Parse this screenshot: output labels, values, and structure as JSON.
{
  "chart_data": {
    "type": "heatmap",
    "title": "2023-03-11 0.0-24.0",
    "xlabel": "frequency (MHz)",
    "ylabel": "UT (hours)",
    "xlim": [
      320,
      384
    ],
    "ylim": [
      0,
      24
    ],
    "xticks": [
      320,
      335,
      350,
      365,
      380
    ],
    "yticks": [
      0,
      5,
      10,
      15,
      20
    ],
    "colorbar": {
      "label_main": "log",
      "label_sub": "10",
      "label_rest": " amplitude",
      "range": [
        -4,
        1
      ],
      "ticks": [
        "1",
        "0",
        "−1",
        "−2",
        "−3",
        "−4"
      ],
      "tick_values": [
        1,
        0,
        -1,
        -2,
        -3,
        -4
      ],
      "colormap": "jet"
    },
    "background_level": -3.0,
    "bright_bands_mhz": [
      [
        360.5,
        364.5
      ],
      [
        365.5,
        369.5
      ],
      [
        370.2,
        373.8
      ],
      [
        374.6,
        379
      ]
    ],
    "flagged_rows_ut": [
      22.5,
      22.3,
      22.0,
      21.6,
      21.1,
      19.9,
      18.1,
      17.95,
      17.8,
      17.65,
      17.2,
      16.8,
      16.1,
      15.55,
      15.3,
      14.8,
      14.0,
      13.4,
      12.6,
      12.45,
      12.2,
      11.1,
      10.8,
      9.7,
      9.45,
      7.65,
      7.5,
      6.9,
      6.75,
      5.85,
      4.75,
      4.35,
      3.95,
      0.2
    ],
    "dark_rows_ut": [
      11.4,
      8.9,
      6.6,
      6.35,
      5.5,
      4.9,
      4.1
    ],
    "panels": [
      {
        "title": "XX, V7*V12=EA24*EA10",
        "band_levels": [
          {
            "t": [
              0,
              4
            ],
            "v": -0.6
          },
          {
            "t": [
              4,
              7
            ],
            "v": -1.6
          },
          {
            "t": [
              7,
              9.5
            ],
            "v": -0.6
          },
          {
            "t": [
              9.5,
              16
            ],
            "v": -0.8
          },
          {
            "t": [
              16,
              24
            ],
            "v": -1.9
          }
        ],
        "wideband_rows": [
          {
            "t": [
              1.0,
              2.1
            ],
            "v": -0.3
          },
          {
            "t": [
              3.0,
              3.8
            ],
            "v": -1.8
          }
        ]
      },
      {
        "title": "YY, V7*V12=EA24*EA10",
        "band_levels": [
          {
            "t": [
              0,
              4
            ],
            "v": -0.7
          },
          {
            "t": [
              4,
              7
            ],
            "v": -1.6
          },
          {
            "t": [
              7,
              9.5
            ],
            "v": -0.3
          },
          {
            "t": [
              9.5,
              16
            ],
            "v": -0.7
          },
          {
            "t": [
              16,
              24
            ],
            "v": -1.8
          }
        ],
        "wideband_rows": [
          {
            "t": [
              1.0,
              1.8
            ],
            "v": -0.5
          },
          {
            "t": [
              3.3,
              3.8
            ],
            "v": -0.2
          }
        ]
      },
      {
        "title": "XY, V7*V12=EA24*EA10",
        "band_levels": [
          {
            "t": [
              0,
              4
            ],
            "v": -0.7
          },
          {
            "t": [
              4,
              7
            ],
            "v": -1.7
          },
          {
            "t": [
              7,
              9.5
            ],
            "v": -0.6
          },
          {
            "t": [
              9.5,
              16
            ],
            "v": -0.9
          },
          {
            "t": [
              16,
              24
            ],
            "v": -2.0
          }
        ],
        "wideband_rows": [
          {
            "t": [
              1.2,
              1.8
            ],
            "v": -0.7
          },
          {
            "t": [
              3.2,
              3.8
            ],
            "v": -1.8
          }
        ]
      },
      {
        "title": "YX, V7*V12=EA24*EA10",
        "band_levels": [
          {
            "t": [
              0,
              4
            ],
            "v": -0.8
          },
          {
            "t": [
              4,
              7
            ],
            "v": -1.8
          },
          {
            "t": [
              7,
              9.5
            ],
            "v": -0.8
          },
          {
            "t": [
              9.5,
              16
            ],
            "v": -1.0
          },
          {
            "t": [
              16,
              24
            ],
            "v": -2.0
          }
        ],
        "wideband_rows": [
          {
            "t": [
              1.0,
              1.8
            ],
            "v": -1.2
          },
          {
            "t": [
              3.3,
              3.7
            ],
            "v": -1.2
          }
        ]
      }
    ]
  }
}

## WHAT IS EXPECTED
Above are some records. Print them all exactly.

## SOLUTION TO THIS TASK
Parse this screenshot: output labels, values, and structure as JSON.
{
  "chart_data": {
    "type": "heatmap",
    "title": "2023-03-11 0.0-24.0",
    "xlabel": "frequency (MHz)",
    "ylabel": "UT (hours)",
    "xlim": [
      320,
      384
    ],
    "ylim": [
      0,
      24
    ],
    "xticks": [
      320,
      335,
      350,
      365,
      380
    ],
    "yticks": [
      0,
      5,
      10,
      15,
      20
    ],
    "colorbar": {
      "label_main": "log",
      "label_sub": "10",
      "label_rest": " amplitude",
      "range": [
        -4,
        1
      ],
      "ticks": [
        "1",
        "0",
        "−1",
        "−2",
        "−3",
        "−4"
      ],
      "tick_values": [
        1,
        0,
        -1,
        -2,
        -3,
        -4
      ],
      "colormap": "jet"
    },
    "background_level": -3.0,
    "bright_bands_mhz": [
      [
        360.5,
        364.5
      ],
      [
        365.5,
        369.5
      ],
      [
        370.2,
        373.8
      ],
      [
        374.6,
        379
      ]
    ],
    "flagged_rows_ut": [
      22.5,
      22.3,
      22.0,
      21.6,
      21.1,
      19.9,
      18.1,
      17.95,
      17.8,
      17.65,
      17.2,
      16.8,
      16.1,
      15.55,
      15.3,
      14.8,
      14.0,
      13.4,
      12.6,
      12.45,
      12.2,
      11.1,
      10.8,
      9.7,
      9.45,
      7.65,
      7.5,
      6.9,
      6.75,
      5.85,
      4.75,
      4.35,
      3.95,
      0.2
    ],
    "dark_rows_ut": [
      11.4,
      8.9,
      6.6,
      6.35,
      5.5,
      4.9,
      4.1
    ],
    "panels": [
      {
        "title": "XX, V7*V12=EA24*EA10",
        "band_levels": [
          {
            "t": [
              0,
              4
            ],
            "v": -0.6
          },
          {
            "t": [
              4,
              7
            ],
            "v": -1.6
          },
          {
            "t": [
              7,
              9.5
            ],
            "v": -0.6
          },
          {
            "t": [
              9.5,
              16
            ],
            "v": -0.8
          },
          {
            "t": [
              16,
              24
            ],
            "v": -1.9
          }
        ],
        "wideband_rows": [
          {
            "t": [
              1.0,
              2.1
            ],
            "v": -0.3
          },
          {
            "t": [
              3.0,
              3.8
            ],
            "v": -1.8
          }
        ]
      },
      {
        "title": "YY, V7*V12=EA24*EA10",
        "band_levels": [
          {
            "t": [
              0,
              4
            ],
            "v": -0.7
          },
          {
            "t": [
              4,
              7
            ],
            "v": -1.6
          },
          {
            "t": [
              7,
              9.5
            ],
            "v": -0.3
          },
          {
            "t": [
              9.5,
              16
            ],
            "v": -0.7
          },
          {
            "t": [
              16,
              24
            ],
            "v": -1.8
          }
        ],
        "wideband_rows": [
          {
            "t": [
              1.0,
              1.8
            ],
            "v": -0.5
          },
          {
            "t": [
              3.3,
              3.8
            ],
            "v": -0.2
          }
        ]
      },
      {
        "title": "XY, V7*V12=EA24*EA10",
        "band_levels": [
          {
            "t": [
              0,
              4
            ],
            "v": -0.7
          },
          {
            "t": [
              4,
              7
            ],
            "v": -1.7
          },
          {
            "t": [
              7,
              9.5
            ],
            "v": -0.6
          },
          {
            "t": [
              9.5,
              16
            ],
            "v": -0.9
          },
          {
            "t": [
              16,
              24
            ],
            "v": -2.0
          }
        ],
        "wideband_rows": [
          {
            "t": [
              1.2,
              1.8
            ],
            "v": -0.7
          },
          {
            "t": [
              3.2,
              3.8
            ],
            "v": -1.8
          }
        ]
      },
      {
        "title": "YX, V7*V12=EA24*EA10",
        "band_levels": [
          {
            "t": [
              0,
              4
            ],
            "v": -0.8
          },
          {
            "t": [
              4,
              7
            ],
            "v": -1.8
          },
          {
            "t": [
              7,
              9.5
            ],
            "v": -0.8
          },
          {
            "t": [
              9.5,
              16
            ],
            "v": -1.0
          },
          {
            "t": [
              16,
              24
            ],
            "v": -2.0
          }
        ],
        "wideband_rows": [
          {
            "t": [
              1.0,
              1.8
            ],
            "v": -1.2
          },
          {
            "t": [
              3.3,
              3.7
            ],
            "v": -1.2
          }
        ]
      }
    ]
  }
}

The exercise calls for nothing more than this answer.